> **AIM OF THE TASK**:
Search the data for the word "name" and copy every line that contains it.

(Records from a collection of figures)
────────

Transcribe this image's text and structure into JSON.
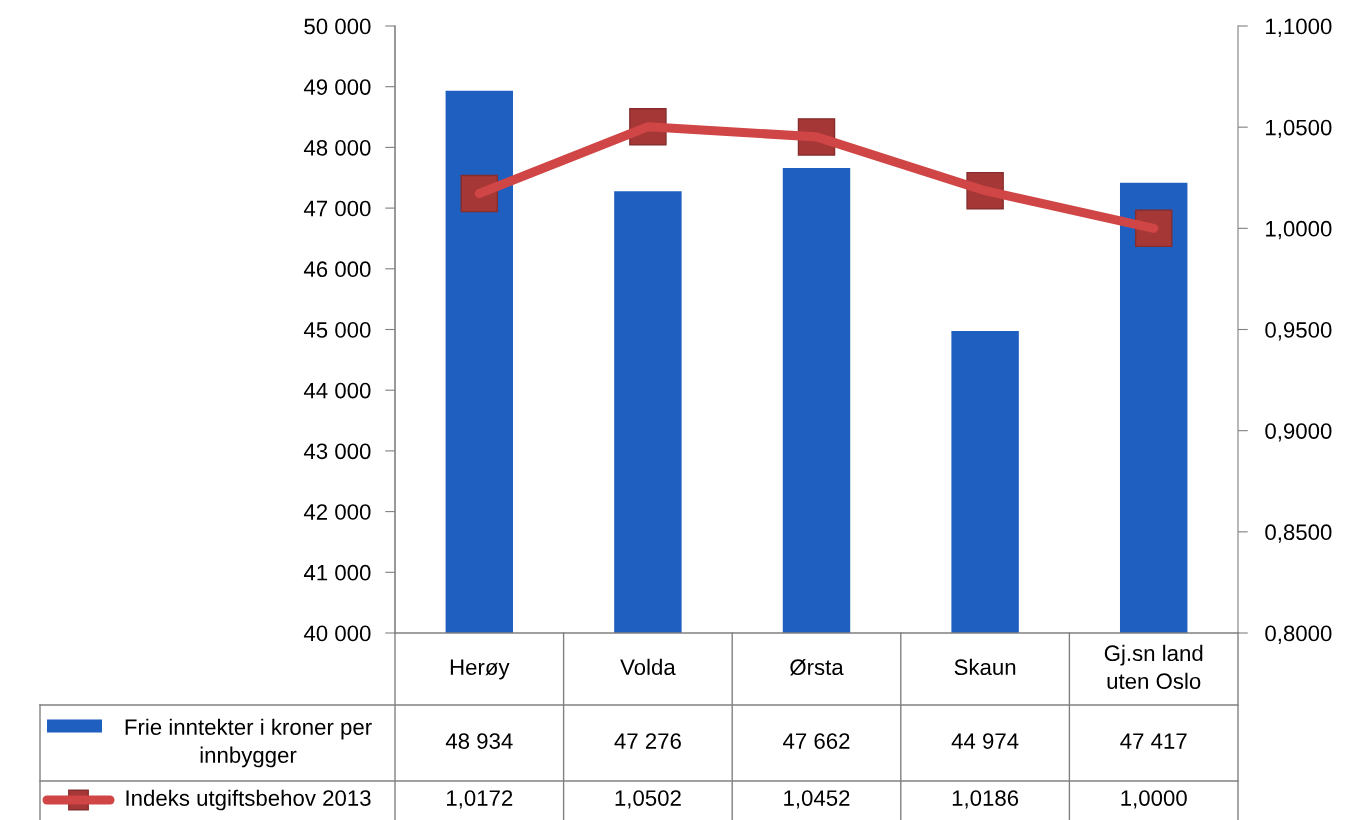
{
  "chart_data": {
    "type": "bar",
    "categories": [
      "Herøy",
      "Volda",
      "Ørsta",
      "Skaun",
      "Gj.sn land\nuten Oslo"
    ],
    "series": [
      {
        "name": "Frie inntekter i kroner per\ninnbygger",
        "color": "#1f5fbf",
        "values": [
          48934,
          47276,
          47662,
          44974,
          47417
        ],
        "value_labels": [
          "48 934",
          "47 276",
          "47 662",
          "44 974",
          "47 417"
        ]
      },
      {
        "name": "Indeks utgiftsbehov 2013",
        "type": "line",
        "axis": "y2",
        "color": "#d04545",
        "marker": "square",
        "values": [
          1.0172,
          1.0502,
          1.0452,
          1.0186,
          1.0
        ],
        "value_labels": [
          "1,0172",
          "1,0502",
          "1,0452",
          "1,0186",
          "1,0000"
        ]
      }
    ],
    "ylim": [
      40000,
      50000
    ],
    "yticks": [
      {
        "value": 40000,
        "label": "40 000"
      },
      {
        "value": 41000,
        "label": "41 000"
      },
      {
        "value": 42000,
        "label": "42 000"
      },
      {
        "value": 43000,
        "label": "43 000"
      },
      {
        "value": 44000,
        "label": "44 000"
      },
      {
        "value": 45000,
        "label": "45 000"
      },
      {
        "value": 46000,
        "label": "46 000"
      },
      {
        "value": 47000,
        "label": "47 000"
      },
      {
        "value": 48000,
        "label": "48 000"
      },
      {
        "value": 49000,
        "label": "49 000"
      },
      {
        "value": 50000,
        "label": "50 000"
      }
    ],
    "y2lim": [
      0.8,
      1.1
    ],
    "y2ticks": [
      {
        "value": 0.8,
        "label": "0,8000"
      },
      {
        "value": 0.85,
        "label": "0,8500"
      },
      {
        "value": 0.9,
        "label": "0,9000"
      },
      {
        "value": 0.95,
        "label": "0,9500"
      },
      {
        "value": 1.0,
        "label": "1,0000"
      },
      {
        "value": 1.05,
        "label": "1,0500"
      },
      {
        "value": 1.1,
        "label": "1,1000"
      }
    ],
    "legend": "bottom"
  }
}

────────

> **CORRECT ANSWER**:
        "name": "Frie inntekter i kroner per\ninnbygger",
        "name": "Indeks utgiftsbehov 2013",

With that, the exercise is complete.